Document section ->
__________

Who are this company that no one had even heard of until they made a noise complaining about Farcebooks ad system? A company that is now getting a lot of free publicity.
Rhetorical question.
There may be truth in the company's claims, there maybe a getting free advertising strategy underway.
Yes. Facebook. If you read between the lines of the original story, the guy was hinting at precisely this. Imagine if FB had a rogue element (a la Google Wifi slurpage) that realised what a jolly wheeze it would be to stuff their coffers with free click cash. But got found out.
The point is to make advertisers realise that unconverted clicks are wasted advertising budget - making them unlikely to stay with FB or any other outfit which uses a similar charging model. There's nothing like a lesson with an economic sting in the tail to make it stick.
GM and a couple of other $LargeOutfits have already worked out that the conversion rate from social media advertising isn't worth it.
FB is tolerable with NS+ABP enabled. Without it, the ads are intrusive. Clicking like mad is another way of torpedoing the economic model which leads to obnoxious website adverts.

__________

What you will do ->
**a)** Swap "advertisers" for "marketers" in the comment on Facebook's ad system, and give again the part that opens with the words containing "Yes. Facebook. If" and closes with "obnoxious website adverts.".
**b)** Answer from the comment on Facebook's ad system:
(i) What have GM and a couple of other large outfits already worked out?
(ii) With what enabled is FB called tolerable?
(iii) What does the comment call unconverted clicks?
**c)** Write what follows the final sentence of the comment on Facebook's ad system.
The records play no part in any of this.

Data extract ->
__________

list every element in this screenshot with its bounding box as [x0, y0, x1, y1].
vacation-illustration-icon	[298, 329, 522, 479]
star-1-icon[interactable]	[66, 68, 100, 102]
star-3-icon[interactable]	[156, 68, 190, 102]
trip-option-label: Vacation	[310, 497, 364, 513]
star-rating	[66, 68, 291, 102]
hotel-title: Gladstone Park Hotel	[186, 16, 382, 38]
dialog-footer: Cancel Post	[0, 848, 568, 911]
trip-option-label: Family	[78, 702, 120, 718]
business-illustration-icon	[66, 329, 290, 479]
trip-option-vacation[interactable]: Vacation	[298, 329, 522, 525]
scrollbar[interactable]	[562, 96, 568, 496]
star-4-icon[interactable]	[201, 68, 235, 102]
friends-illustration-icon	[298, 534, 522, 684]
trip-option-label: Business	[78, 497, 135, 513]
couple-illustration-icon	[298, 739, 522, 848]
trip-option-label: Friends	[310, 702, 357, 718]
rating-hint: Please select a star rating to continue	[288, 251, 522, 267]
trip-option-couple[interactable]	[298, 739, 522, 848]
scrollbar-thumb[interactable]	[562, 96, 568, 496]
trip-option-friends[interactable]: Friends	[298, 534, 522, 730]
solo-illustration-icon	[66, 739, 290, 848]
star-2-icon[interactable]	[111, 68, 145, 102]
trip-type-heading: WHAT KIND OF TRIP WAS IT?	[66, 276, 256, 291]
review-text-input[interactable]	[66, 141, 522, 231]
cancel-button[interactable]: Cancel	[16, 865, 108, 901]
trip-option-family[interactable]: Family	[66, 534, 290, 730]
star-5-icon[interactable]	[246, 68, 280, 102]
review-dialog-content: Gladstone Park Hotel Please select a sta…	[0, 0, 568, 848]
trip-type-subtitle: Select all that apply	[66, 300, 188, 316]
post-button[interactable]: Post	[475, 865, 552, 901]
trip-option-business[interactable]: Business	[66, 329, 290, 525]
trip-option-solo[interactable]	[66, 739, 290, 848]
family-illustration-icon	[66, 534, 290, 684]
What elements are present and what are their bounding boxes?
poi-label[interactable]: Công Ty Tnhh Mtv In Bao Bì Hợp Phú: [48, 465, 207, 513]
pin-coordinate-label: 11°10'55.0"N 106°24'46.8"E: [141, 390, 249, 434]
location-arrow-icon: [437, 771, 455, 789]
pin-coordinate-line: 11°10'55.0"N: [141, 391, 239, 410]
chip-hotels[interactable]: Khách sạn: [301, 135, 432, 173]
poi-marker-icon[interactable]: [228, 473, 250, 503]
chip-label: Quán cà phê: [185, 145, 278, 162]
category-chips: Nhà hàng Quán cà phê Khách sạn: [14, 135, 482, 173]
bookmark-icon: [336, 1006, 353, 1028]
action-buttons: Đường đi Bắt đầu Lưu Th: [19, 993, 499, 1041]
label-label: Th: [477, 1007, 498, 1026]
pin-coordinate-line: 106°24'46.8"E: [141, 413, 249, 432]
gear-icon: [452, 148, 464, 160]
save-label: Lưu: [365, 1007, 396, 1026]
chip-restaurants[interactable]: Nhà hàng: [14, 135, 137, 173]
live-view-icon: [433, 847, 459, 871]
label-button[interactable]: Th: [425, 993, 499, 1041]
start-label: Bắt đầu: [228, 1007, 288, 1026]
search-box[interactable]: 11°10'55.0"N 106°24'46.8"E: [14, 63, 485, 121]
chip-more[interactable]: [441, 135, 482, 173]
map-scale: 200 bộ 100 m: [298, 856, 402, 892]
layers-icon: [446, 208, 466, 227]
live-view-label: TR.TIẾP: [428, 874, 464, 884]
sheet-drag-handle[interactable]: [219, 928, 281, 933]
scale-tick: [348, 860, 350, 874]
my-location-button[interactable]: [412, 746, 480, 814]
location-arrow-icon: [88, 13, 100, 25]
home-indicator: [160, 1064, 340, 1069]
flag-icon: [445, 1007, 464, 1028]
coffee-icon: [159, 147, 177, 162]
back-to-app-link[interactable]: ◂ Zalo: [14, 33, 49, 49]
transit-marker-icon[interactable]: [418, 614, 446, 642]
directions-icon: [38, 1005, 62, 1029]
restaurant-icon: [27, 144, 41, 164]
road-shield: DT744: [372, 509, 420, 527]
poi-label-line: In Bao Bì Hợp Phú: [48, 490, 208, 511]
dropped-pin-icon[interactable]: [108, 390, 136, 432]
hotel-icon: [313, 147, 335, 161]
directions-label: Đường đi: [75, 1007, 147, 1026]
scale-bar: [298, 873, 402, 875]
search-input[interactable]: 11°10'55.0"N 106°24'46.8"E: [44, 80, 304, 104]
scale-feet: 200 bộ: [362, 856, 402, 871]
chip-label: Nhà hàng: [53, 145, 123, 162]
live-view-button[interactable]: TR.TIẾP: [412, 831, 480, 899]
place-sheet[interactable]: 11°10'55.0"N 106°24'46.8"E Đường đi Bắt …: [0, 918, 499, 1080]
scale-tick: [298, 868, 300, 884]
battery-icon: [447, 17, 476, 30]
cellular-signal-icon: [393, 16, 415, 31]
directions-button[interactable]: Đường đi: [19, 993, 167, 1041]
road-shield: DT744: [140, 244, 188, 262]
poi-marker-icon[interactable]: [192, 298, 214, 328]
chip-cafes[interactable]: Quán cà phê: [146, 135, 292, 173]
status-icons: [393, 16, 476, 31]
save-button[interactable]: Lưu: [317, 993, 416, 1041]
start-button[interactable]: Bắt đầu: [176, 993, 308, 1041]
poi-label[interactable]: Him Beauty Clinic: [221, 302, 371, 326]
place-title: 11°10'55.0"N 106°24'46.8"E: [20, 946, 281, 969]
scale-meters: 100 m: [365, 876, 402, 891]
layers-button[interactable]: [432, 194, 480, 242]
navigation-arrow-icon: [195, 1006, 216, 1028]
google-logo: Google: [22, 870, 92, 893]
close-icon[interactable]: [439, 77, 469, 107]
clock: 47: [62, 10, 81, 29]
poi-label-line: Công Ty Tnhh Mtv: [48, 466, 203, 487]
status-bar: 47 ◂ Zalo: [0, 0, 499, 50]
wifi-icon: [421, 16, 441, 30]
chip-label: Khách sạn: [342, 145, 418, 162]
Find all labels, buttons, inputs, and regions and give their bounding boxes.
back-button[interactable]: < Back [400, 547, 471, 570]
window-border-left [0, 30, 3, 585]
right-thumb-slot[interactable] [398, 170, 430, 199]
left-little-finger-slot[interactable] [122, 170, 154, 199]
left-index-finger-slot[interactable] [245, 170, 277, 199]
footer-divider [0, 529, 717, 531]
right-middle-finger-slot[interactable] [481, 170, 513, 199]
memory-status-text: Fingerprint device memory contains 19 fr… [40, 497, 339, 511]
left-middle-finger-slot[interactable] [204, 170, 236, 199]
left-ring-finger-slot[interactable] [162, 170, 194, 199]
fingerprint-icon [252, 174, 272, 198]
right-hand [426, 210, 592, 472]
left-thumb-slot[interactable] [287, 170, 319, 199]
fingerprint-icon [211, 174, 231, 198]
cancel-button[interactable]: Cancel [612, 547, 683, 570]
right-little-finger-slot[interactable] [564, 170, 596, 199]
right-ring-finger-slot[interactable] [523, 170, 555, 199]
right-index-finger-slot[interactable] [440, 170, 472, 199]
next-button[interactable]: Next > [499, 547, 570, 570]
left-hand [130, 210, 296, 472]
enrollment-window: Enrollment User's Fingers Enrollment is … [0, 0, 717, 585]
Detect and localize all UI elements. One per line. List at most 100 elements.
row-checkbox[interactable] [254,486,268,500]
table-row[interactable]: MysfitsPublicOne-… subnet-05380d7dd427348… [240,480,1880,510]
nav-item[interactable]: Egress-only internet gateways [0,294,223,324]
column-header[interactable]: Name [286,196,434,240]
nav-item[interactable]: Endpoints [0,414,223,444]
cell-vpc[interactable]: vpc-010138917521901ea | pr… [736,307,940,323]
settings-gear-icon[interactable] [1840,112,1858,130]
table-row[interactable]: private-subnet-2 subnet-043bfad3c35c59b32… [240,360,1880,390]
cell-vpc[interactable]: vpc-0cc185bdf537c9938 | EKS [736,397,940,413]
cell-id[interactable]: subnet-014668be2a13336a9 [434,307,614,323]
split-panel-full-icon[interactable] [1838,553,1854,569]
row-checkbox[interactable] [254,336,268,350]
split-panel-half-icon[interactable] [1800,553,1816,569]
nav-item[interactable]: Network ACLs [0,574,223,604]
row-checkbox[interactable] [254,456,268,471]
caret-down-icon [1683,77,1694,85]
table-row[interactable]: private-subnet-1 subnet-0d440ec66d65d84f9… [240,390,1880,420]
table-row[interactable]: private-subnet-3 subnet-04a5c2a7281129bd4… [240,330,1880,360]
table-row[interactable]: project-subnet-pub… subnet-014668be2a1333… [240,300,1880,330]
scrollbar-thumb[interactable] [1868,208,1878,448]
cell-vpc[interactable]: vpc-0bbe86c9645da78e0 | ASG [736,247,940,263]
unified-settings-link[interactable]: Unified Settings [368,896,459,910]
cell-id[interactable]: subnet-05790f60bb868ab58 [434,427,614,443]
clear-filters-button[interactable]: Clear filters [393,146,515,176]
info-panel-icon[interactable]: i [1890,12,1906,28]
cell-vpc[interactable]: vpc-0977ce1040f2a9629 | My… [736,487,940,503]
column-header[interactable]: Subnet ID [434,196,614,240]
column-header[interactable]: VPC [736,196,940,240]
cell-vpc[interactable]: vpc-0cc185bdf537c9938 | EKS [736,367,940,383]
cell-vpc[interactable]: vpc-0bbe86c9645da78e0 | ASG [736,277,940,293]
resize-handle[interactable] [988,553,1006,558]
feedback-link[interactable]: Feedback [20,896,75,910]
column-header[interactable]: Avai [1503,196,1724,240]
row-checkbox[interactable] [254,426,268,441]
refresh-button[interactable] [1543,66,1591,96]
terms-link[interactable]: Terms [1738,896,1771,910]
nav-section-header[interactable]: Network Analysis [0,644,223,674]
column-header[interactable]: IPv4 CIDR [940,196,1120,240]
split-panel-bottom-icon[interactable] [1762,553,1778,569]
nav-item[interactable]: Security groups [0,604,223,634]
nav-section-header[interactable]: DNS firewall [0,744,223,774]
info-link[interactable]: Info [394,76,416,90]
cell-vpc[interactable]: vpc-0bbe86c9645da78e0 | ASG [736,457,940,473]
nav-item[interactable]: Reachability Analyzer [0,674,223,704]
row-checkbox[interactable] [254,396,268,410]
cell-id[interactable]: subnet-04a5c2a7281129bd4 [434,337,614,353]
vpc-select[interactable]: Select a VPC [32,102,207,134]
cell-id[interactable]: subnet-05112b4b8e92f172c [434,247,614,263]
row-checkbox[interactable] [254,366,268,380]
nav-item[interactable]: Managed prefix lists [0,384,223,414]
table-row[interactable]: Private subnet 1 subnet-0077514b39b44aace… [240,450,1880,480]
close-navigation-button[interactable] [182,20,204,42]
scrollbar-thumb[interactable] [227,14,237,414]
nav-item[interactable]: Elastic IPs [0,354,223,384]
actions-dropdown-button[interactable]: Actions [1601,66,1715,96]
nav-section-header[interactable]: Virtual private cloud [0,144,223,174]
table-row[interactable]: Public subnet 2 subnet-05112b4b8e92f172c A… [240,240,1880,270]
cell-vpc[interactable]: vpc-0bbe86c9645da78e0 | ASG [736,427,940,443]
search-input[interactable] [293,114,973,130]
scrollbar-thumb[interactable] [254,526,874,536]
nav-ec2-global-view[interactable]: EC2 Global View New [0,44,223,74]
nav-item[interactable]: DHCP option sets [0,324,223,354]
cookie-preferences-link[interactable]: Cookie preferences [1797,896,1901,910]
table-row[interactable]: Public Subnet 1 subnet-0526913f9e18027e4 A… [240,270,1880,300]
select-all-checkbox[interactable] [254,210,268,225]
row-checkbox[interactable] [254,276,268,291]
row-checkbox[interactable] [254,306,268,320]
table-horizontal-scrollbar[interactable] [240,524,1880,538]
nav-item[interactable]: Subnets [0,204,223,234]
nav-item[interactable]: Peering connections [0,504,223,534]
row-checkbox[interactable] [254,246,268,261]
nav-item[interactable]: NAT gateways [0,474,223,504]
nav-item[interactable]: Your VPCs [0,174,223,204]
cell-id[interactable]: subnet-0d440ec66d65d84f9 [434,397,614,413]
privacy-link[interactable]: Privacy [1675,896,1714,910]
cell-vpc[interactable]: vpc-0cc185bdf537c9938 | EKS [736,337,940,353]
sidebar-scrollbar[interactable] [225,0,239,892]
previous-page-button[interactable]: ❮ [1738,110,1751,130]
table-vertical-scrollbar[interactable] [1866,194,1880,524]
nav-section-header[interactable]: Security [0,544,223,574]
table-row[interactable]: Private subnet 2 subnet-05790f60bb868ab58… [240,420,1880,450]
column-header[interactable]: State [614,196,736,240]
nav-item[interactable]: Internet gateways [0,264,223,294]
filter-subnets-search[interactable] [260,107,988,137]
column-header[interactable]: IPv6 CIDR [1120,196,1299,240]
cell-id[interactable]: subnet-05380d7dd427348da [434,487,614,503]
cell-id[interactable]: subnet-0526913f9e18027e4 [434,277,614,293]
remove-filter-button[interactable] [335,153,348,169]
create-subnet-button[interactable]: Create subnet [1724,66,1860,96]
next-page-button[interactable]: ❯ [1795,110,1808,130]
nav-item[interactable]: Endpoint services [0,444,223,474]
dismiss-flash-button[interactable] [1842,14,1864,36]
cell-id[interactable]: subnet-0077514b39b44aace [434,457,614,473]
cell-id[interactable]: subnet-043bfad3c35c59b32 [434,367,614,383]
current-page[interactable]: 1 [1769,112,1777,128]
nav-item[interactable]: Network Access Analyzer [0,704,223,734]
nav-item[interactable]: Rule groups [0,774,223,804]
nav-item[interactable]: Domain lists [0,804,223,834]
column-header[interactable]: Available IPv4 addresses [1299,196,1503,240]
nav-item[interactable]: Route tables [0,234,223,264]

__________

Replies ->
**a)**
Yes. Facebook. If you read between the lines of the original story, the guy was hinting at precisely this. Imagine if FB had a rogue element (a la Google Wifi slurpage) that realised what a jolly wheeze it would be to stuff their coffers with free click cash. But got found out.
The point is to make marketers realise that unconverted clicks are wasted advertising budget - making them unlikely to stay with FB or any other outfit which uses a similar charging model. There's nothing like a lesson with an economic sting in the tail to make it stick.
GM and a couple of other $LargeOutfits have already worked out that the conversion rate from social media advertising isn't worth it.
FB is tolerable with NS+ABP enabled. Without it, the ads are intrusive. Clicking like mad is another way of torpedoing the economic model which leads to obnoxious website adverts.

**b)**
(i) That the conversion rate from social media advertising isn't worth it.
(ii) NS+ABP.
(iii) Wasted advertising budget.

**c)**
I think facebook is bullshit and I'd rather eat my first born than to sign up so can someone care to explain just who benefits from the click fraud on the facebook ads? Are facebook ads much like adsense i.e. with publishers and advertisers? I assumed only facebook gets the ad money as the sole publisher. So why would anyone even bother doing click fraud for no gain whatsoever?
In which case it's obvious that facebook is shady and seeks ways to rape you in any way possible for dime and nickles.
I always thought the web ads industry needs to change their model either way. Pay Per Click just doesn't make sense to me. Some brands advertise just so they're noticed - not hoping for a response (Coke for example). Any sort of display gives value so Pay Per View like TV/newspaper ads model seems to make more sense.
Here's hoping PPC get's dumped. Yes it's easy to fraud at the end of the day, and PPV should be the model to be used.
As a site owner, I just don't see the reason why somebody shouldn't pay for the space occupied on the site when it is viewed. Whether it's clicked or not depends very much on their own execution on the ad and it's just unfair to site owners.
In fact some brands do the execution deliberately badly so as to not encourage you to click (which goes to a boring page) so they pay less but their 'air' time is more.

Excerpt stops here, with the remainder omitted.